Zadanie do wykonania: Popraw fragment recenzji książki od „I nikogo chyba” do „orzech do zgryzienia.” włącznie, wstawiając „miłostki” w miejsce „romanse”, i podaj ten fragment w całości.

Wybrany fragment:
I nikogo chyba nie zdziwi, że Leif to moja ulubiona postać z tej książki. Choć na uwagę również zasługuję Mia. Dziewczyna naprawdę mocno mnie zaskoczyła swoim zachowaniem. Początkowo wydawało mi się, że po traumatycznych przejściach nie w głowie jej będą romanse, ale siła przyciągania Leifa była tak duża, że w ogóle nie mogła mu się oprzeć. I pomimo tego, że początkowo nie miała pojęcia o jego problemach, wspierała go i pomogła mu odnaleźć wewnętrzne piękno i dobro. Nie poddała się i do końca walczyła o tę miłość – choć nie było łatwo, bo Leif to ciężki orzech do zgryzienia.

Wybrane dane:
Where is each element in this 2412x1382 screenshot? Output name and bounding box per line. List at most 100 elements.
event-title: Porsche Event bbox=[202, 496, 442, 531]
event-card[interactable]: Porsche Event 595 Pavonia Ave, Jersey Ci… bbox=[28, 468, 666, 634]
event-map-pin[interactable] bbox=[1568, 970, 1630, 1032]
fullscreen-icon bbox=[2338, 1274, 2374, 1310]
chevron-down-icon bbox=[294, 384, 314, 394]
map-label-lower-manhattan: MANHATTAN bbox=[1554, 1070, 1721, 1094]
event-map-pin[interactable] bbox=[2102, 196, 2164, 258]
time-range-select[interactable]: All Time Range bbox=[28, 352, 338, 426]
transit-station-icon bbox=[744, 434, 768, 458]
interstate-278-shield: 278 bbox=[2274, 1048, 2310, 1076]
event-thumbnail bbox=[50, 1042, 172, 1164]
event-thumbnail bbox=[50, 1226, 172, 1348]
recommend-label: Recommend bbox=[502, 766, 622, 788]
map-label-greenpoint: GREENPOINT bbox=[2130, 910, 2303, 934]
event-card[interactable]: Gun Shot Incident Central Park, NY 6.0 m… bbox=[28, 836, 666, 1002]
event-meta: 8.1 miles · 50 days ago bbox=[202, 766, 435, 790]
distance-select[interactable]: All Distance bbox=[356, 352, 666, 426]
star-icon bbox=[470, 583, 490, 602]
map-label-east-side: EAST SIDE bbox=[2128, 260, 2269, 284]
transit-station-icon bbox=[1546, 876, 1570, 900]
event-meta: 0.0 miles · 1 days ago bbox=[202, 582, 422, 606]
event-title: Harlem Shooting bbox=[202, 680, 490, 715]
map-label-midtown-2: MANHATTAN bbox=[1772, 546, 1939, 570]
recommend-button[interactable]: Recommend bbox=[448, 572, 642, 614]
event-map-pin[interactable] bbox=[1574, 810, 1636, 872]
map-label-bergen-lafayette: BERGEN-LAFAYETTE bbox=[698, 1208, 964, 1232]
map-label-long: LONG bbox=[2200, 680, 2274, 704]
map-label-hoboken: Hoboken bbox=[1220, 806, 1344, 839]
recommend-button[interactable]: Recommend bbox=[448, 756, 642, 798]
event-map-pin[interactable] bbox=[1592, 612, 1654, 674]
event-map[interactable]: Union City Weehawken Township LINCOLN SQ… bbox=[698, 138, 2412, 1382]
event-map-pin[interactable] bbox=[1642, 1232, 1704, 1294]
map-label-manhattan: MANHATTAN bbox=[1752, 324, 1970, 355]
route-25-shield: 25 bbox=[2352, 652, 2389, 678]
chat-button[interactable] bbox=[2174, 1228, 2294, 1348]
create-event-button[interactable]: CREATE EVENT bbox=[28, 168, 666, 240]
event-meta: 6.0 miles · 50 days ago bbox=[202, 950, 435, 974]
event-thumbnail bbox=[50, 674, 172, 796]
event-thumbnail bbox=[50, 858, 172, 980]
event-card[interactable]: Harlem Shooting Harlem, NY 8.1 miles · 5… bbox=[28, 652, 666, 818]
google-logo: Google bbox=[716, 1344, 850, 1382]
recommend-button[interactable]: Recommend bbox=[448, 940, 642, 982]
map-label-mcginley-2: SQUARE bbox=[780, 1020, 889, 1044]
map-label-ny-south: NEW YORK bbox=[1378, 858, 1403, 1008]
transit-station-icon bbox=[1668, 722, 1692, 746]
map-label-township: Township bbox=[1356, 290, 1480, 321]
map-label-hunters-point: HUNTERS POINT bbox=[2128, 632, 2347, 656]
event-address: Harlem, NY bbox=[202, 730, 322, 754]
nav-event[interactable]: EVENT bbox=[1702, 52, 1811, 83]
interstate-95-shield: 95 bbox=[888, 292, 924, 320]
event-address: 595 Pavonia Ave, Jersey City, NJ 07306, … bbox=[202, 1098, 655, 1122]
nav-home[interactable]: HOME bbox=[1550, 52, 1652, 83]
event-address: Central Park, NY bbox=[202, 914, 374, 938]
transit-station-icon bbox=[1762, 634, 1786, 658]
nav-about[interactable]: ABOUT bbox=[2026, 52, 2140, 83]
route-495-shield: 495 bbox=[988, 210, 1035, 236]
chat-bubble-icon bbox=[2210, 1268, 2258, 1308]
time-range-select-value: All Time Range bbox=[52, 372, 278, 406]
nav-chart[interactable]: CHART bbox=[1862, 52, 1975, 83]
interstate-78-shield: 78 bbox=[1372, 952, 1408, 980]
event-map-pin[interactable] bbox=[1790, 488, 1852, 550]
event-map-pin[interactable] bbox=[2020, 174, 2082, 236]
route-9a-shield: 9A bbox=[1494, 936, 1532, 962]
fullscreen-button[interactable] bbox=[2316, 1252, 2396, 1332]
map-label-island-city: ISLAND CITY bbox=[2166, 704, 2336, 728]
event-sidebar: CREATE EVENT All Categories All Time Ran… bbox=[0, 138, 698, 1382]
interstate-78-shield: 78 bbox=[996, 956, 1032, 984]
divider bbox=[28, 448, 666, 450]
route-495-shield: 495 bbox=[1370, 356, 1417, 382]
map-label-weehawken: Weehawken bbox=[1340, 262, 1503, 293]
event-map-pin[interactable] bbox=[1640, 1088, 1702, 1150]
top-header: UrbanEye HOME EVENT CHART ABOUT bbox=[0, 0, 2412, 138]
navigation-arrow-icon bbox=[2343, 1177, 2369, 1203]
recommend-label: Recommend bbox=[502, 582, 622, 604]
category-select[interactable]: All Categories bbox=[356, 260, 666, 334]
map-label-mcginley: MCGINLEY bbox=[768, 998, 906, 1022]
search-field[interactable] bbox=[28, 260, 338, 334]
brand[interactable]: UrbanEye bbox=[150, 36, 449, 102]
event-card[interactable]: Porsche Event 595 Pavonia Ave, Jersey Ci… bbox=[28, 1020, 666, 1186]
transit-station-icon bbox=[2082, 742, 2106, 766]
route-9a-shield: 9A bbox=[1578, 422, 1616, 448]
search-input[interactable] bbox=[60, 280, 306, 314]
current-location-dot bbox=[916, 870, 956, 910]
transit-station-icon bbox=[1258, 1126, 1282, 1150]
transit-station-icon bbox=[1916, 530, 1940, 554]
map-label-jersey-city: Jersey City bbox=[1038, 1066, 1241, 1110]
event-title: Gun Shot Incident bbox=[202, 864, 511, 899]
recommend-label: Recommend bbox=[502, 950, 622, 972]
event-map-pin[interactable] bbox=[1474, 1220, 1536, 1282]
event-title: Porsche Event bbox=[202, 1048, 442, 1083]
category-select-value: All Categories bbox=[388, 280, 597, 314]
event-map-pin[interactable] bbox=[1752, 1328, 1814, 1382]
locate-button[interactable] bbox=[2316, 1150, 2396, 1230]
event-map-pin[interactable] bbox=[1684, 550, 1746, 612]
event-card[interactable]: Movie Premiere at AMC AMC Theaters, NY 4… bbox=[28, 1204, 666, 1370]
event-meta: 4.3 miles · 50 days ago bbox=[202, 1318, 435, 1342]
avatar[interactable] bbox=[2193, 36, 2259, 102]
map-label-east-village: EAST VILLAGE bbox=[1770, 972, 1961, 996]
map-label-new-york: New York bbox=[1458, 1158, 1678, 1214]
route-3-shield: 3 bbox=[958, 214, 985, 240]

Pełna odpowiedź:
I nikogo chyba nie zdziwi, że Leif to moja ulubiona postać z tej książki. Choć na uwagę również zasługuję Mia. Dziewczyna naprawdę mocno mnie zaskoczyła swoim zachowaniem. Początkowo wydawało mi się, że po traumatycznych przejściach nie w głowie jej będą miłostki, ale siła przyciągania Leifa była tak duża, że w ogóle nie mogła mu się oprzeć. I pomimo tego, że początkowo nie miała pojęcia o jego problemach, wspierała go i pomogła mu odnaleźć wewnętrzne piękno i dobro. Nie poddała się i do końca walczyła o tę miłość – choć nie było łatwo, bo Leif to ciężki orzech do zgryzienia.